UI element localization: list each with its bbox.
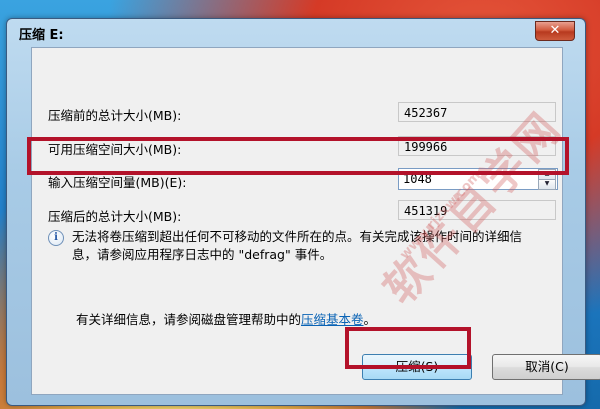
total-before-value: 452367 bbox=[398, 102, 556, 122]
window-title: 压缩 E: bbox=[19, 28, 64, 43]
dialog-content: 压缩前的总计大小(MB): 452367 可用压缩空间大小(MB): 19996… bbox=[31, 47, 600, 395]
help-suffix: 。 bbox=[363, 312, 377, 327]
title-bar[interactable]: 压缩 E: ✕ bbox=[7, 19, 585, 49]
chevron-down-icon: ▼ bbox=[544, 180, 550, 187]
shrink-dialog: 压缩 E: ✕ 压缩前的总计大小(MB): 452367 可用压缩空间大小(MB… bbox=[6, 18, 600, 406]
help-text: 有关详细信息，请参阅磁盘管理帮助中的压缩基本卷。 bbox=[76, 309, 376, 328]
total-before-label: 压缩前的总计大小(MB): bbox=[48, 108, 182, 123]
shrink-button-highlight-box bbox=[345, 327, 471, 369]
help-prefix: 有关详细信息，请参阅磁盘管理帮助中的 bbox=[76, 312, 302, 327]
total-after-value: 451319 bbox=[398, 200, 556, 220]
shrink-basic-volume-link[interactable]: 压缩基本卷 bbox=[301, 312, 364, 327]
total-after-label: 压缩后的总计大小(MB): bbox=[48, 209, 182, 224]
shrink-amount-highlight-box bbox=[27, 137, 569, 175]
close-button[interactable]: ✕ bbox=[535, 21, 575, 41]
info-icon: i bbox=[48, 230, 64, 246]
cancel-button[interactable]: 取消(C) bbox=[492, 354, 600, 380]
info-message: 无法将卷压缩到超出任何不可移动的文件所在的点。有关完成该操作时间的详细信息，请参… bbox=[72, 229, 523, 262]
stepper-down-button[interactable]: ▼ bbox=[538, 179, 556, 190]
close-icon: ✕ bbox=[549, 23, 561, 38]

_ _ _ _ _ _ _

Ricopia fedelmente tutte le righe delle voci qui sopra e lascia fuori le immagini.

UI element localization: list each with its bbox.
total-before-value: 452367 bbox=[398, 102, 556, 122]
window-title: 压缩 E: bbox=[19, 28, 64, 43]
dialog-content: 压缩前的总计大小(MB): 452367 可用压缩空间大小(MB): 19996… bbox=[31, 47, 600, 395]
help-suffix: 。 bbox=[363, 312, 377, 327]
title-bar[interactable]: 压缩 E: ✕ bbox=[7, 19, 585, 49]
chevron-down-icon: ▼ bbox=[544, 180, 550, 187]
shrink-dialog: 压缩 E: ✕ 压缩前的总计大小(MB): 452367 可用压缩空间大小(MB… bbox=[6, 18, 600, 406]
help-text: 有关详细信息，请参阅磁盘管理帮助中的压缩基本卷。 bbox=[76, 309, 376, 328]
total-before-label: 压缩前的总计大小(MB): bbox=[48, 108, 182, 123]
shrink-button-highlight-box bbox=[345, 327, 471, 369]
help-prefix: 有关详细信息，请参阅磁盘管理帮助中的 bbox=[76, 312, 302, 327]
total-after-value: 451319 bbox=[398, 200, 556, 220]
shrink-basic-volume-link[interactable]: 压缩基本卷 bbox=[301, 312, 364, 327]
total-after-label: 压缩后的总计大小(MB): bbox=[48, 209, 182, 224]
shrink-amount-highlight-box bbox=[27, 137, 569, 175]
close-button[interactable]: ✕ bbox=[535, 21, 575, 41]
info-icon: i bbox=[48, 230, 64, 246]
cancel-button[interactable]: 取消(C) bbox=[492, 354, 600, 380]
info-message: 无法将卷压缩到超出任何不可移动的文件所在的点。有关完成该操作时间的详细信息，请参… bbox=[72, 229, 523, 262]
stepper-down-button[interactable]: ▼ bbox=[538, 179, 556, 190]
close-icon: ✕ bbox=[549, 23, 561, 38]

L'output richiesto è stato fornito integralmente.